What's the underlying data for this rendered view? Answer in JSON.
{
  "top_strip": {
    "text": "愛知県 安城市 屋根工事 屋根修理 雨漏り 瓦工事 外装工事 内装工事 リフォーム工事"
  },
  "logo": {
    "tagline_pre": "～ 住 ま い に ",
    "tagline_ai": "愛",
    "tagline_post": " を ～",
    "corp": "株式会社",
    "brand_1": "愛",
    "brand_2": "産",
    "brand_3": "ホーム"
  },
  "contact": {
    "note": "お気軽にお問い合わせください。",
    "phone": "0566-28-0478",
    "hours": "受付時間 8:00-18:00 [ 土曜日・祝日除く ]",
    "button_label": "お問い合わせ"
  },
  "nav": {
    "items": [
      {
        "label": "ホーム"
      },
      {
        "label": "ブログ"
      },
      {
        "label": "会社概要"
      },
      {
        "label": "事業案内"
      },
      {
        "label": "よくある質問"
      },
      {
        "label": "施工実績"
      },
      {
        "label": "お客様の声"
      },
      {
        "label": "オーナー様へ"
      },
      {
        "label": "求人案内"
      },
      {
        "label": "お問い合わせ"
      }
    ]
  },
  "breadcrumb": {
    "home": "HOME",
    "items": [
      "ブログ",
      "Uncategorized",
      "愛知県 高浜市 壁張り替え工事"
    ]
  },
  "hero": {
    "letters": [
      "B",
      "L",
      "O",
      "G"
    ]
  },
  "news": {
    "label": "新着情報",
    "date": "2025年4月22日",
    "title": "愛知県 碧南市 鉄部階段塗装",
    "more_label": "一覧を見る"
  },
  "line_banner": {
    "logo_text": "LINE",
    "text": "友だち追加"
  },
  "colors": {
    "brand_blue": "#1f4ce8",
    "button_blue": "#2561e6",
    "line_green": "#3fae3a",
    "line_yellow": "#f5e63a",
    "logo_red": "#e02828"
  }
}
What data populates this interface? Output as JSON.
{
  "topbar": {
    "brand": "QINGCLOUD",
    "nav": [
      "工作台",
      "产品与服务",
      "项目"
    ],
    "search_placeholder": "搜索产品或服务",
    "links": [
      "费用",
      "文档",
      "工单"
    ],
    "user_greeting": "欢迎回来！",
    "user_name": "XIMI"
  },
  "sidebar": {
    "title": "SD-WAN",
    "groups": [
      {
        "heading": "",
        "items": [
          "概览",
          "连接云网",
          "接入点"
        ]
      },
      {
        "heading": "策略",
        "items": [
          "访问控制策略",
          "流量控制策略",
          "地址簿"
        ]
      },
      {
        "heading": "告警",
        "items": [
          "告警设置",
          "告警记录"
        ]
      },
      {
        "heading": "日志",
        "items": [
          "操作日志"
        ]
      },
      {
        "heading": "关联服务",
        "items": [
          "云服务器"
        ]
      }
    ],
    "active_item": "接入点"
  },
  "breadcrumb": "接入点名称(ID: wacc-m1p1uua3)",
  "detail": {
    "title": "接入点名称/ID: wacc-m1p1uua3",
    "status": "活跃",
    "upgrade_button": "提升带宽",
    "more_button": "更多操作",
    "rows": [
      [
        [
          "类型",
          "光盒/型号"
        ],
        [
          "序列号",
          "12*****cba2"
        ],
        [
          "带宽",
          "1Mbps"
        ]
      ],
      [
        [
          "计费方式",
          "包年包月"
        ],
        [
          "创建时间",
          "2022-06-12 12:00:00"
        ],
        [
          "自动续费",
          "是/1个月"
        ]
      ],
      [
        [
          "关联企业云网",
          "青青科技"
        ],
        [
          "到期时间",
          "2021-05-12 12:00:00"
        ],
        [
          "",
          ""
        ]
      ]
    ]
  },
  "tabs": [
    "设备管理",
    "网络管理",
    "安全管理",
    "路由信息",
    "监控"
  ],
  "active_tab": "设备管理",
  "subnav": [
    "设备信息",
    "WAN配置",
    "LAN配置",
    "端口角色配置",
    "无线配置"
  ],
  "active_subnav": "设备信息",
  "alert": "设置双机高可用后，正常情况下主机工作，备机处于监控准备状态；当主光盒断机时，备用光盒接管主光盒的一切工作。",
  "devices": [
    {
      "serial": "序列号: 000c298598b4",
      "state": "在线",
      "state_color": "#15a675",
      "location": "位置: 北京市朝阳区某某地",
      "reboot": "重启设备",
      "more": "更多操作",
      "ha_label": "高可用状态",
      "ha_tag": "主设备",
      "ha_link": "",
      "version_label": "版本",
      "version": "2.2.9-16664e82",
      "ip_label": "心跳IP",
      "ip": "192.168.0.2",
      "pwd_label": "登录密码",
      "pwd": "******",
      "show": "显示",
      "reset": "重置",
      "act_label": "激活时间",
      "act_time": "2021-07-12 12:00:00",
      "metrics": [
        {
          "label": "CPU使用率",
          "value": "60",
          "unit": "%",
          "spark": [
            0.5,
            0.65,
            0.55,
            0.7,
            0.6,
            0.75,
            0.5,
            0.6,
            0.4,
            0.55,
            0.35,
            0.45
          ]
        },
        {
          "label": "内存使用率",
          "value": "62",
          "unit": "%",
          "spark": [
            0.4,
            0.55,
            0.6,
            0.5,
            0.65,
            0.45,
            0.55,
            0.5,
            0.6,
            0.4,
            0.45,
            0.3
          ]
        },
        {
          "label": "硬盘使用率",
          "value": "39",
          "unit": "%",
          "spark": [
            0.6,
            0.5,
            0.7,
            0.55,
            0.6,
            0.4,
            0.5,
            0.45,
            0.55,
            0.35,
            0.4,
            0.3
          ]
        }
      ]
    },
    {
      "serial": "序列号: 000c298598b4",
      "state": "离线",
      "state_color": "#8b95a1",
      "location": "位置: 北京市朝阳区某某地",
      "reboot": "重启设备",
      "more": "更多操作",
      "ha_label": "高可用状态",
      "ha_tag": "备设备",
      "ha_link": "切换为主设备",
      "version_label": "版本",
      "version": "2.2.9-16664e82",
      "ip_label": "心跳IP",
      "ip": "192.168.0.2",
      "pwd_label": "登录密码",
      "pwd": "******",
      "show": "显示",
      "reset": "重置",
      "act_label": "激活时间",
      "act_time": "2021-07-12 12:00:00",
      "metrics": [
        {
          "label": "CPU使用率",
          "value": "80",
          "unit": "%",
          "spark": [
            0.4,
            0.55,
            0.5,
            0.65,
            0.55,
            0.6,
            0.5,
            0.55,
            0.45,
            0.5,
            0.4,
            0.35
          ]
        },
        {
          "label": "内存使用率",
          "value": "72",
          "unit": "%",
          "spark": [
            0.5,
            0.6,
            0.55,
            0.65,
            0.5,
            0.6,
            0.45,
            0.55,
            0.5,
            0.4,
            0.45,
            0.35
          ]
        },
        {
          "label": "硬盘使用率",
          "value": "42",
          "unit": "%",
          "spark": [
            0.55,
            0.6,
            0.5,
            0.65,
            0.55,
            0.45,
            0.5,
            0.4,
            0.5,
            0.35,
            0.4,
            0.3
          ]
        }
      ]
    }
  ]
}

----------

◆ Stated goal ◆
Go through the records above and retype each one exactly.

◆ Final result ◆
What's the underlying data for this rendered view? Answer in JSON.
{
  "top_strip": {
    "text": "愛知県 安城市 屋根工事 屋根修理 雨漏り 瓦工事 外装工事 内装工事 リフォーム工事"
  },
  "logo": {
    "tagline_pre": "～ 住 ま い に ",
    "tagline_ai": "愛",
    "tagline_post": " を ～",
    "corp": "株式会社",
    "brand_1": "愛",
    "brand_2": "産",
    "brand_3": "ホーム"
  },
  "contact": {
    "note": "お気軽にお問い合わせください。",
    "phone": "0566-28-0478",
    "hours": "受付時間 8:00-18:00 [ 土曜日・祝日除く ]",
    "button_label": "お問い合わせ"
  },
  "nav": {
    "items": [
      {
        "label": "ホーム"
      },
      {
        "label": "ブログ"
      },
      {
        "label": "会社概要"
      },
      {
        "label": "事業案内"
      },
      {
        "label": "よくある質問"
      },
      {
        "label": "施工実績"
      },
      {
        "label": "お客様の声"
      },
      {
        "label": "オーナー様へ"
      },
      {
        "label": "求人案内"
      },
      {
        "label": "お問い合わせ"
      }
    ]
  },
  "breadcrumb": {
    "home": "HOME",
    "items": [
      "ブログ",
      "Uncategorized",
      "愛知県 高浜市 壁張り替え工事"
    ]
  },
  "hero": {
    "letters": [
      "B",
      "L",
      "O",
      "G"
    ]
  },
  "news": {
    "label": "新着情報",
    "date": "2025年4月22日",
    "title": "愛知県 碧南市 鉄部階段塗装",
    "more_label": "一覧を見る"
  },
  "line_banner": {
    "logo_text": "LINE",
    "text": "友だち追加"
  },
  "colors": {
    "brand_blue": "#1f4ce8",
    "button_blue": "#2561e6",
    "line_green": "#3fae3a",
    "line_yellow": "#f5e63a",
    "logo_red": "#e02828"
  }
}
What data populates this interface? Output as JSON.
{
  "topbar": {
    "brand": "QINGCLOUD",
    "nav": [
      "工作台",
      "产品与服务",
      "项目"
    ],
    "search_placeholder": "搜索产品或服务",
    "links": [
      "费用",
      "文档",
      "工单"
    ],
    "user_greeting": "欢迎回来！",
    "user_name": "XIMI"
  },
  "sidebar": {
    "title": "SD-WAN",
    "groups": [
      {
        "heading": "",
        "items": [
          "概览",
          "连接云网",
          "接入点"
        ]
      },
      {
        "heading": "策略",
        "items": [
          "访问控制策略",
          "流量控制策略",
          "地址簿"
        ]
      },
      {
        "heading": "告警",
        "items": [
          "告警设置",
          "告警记录"
        ]
      },
      {
        "heading": "日志",
        "items": [
          "操作日志"
        ]
      },
      {
        "heading": "关联服务",
        "items": [
          "云服务器"
        ]
      }
    ],
    "active_item": "接入点"
  },
  "breadcrumb": "接入点名称(ID: wacc-m1p1uua3)",
  "detail": {
    "title": "接入点名称/ID: wacc-m1p1uua3",
    "status": "活跃",
    "upgrade_button": "提升带宽",
    "more_button": "更多操作",
    "rows": [
      [
        [
          "类型",
          "光盒/型号"
        ],
        [
          "序列号",
          "12*****cba2"
        ],
        [
          "带宽",
          "1Mbps"
        ]
      ],
      [
        [
          "计费方式",
          "包年包月"
        ],
        [
          "创建时间",
          "2022-06-12 12:00:00"
        ],
        [
          "自动续费",
          "是/1个月"
        ]
      ],
      [
        [
          "关联企业云网",
          "青青科技"
        ],
        [
          "到期时间",
          "2021-05-12 12:00:00"
        ],
        [
          "",
          ""
        ]
      ]
    ]
  },
  "tabs": [
    "设备管理",
    "网络管理",
    "安全管理",
    "路由信息",
    "监控"
  ],
  "active_tab": "设备管理",
  "subnav": [
    "设备信息",
    "WAN配置",
    "LAN配置",
    "端口角色配置",
    "无线配置"
  ],
  "active_subnav": "设备信息",
  "alert": "设置双机高可用后，正常情况下主机工作，备机处于监控准备状态；当主光盒断机时，备用光盒接管主光盒的一切工作。",
  "devices": [
    {
      "serial": "序列号: 000c298598b4",
      "state": "在线",
      "state_color": "#15a675",
      "location": "位置: 北京市朝阳区某某地",
      "reboot": "重启设备",
      "more": "更多操作",
      "ha_label": "高可用状态",
      "ha_tag": "主设备",
      "ha_link": "",
      "version_label": "版本",
      "version": "2.2.9-16664e82",
      "ip_label": "心跳IP",
      "ip": "192.168.0.2",
      "pwd_label": "登录密码",
      "pwd": "******",
      "show": "显示",
      "reset": "重置",
      "act_label": "激活时间",
      "act_time": "2021-07-12 12:00:00",
      "metrics": [
        {
          "label": "CPU使用率",
          "value": "60",
          "unit": "%",
          "spark": [
            0.5,
            0.65,
            0.55,
            0.7,
            0.6,
            0.75,
            0.5,
            0.6,
            0.4,
            0.55,
            0.35,
            0.45
          ]
        },
        {
          "label": "内存使用率",
          "value": "62",
          "unit": "%",
          "spark": [
            0.4,
            0.55,
            0.6,
            0.5,
            0.65,
            0.45,
            0.55,
            0.5,
            0.6,
            0.4,
            0.45,
            0.3
          ]
        },
        {
          "label": "硬盘使用率",
          "value": "39",
          "unit": "%",
          "spark": [
            0.6,
            0.5,
            0.7,
            0.55,
            0.6,
            0.4,
            0.5,
            0.45,
            0.55,
            0.35,
            0.4,
            0.3
          ]
        }
      ]
    },
    {
      "serial": "序列号: 000c298598b4",
      "state": "离线",
      "state_color": "#8b95a1",
      "location": "位置: 北京市朝阳区某某地",
      "reboot": "重启设备",
      "more": "更多操作",
      "ha_label": "高可用状态",
      "ha_tag": "备设备",
      "ha_link": "切换为主设备",
      "version_label": "版本",
      "version": "2.2.9-16664e82",
      "ip_label": "心跳IP",
      "ip": "192.168.0.2",
      "pwd_label": "登录密码",
      "pwd": "******",
      "show": "显示",
      "reset": "重置",
      "act_label": "激活时间",
      "act_time": "2021-07-12 12:00:00",
      "metrics": [
        {
          "label": "CPU使用率",
          "value": "80",
          "unit": "%",
          "spark": [
            0.4,
            0.55,
            0.5,
            0.65,
            0.55,
            0.6,
            0.5,
            0.55,
            0.45,
            0.5,
            0.4,
            0.35
          ]
        },
        {
          "label": "内存使用率",
          "value": "72",
          "unit": "%",
          "spark": [
            0.5,
            0.6,
            0.55,
            0.65,
            0.5,
            0.6,
            0.45,
            0.55,
            0.5,
            0.4,
            0.45,
            0.35
          ]
        },
        {
          "label": "硬盘使用率",
          "value": "42",
          "unit": "%",
          "spark": [
            0.55,
            0.6,
            0.5,
            0.65,
            0.55,
            0.45,
            0.5,
            0.4,
            0.5,
            0.35,
            0.4,
            0.3
          ]
        }
      ]
    }
  ]
}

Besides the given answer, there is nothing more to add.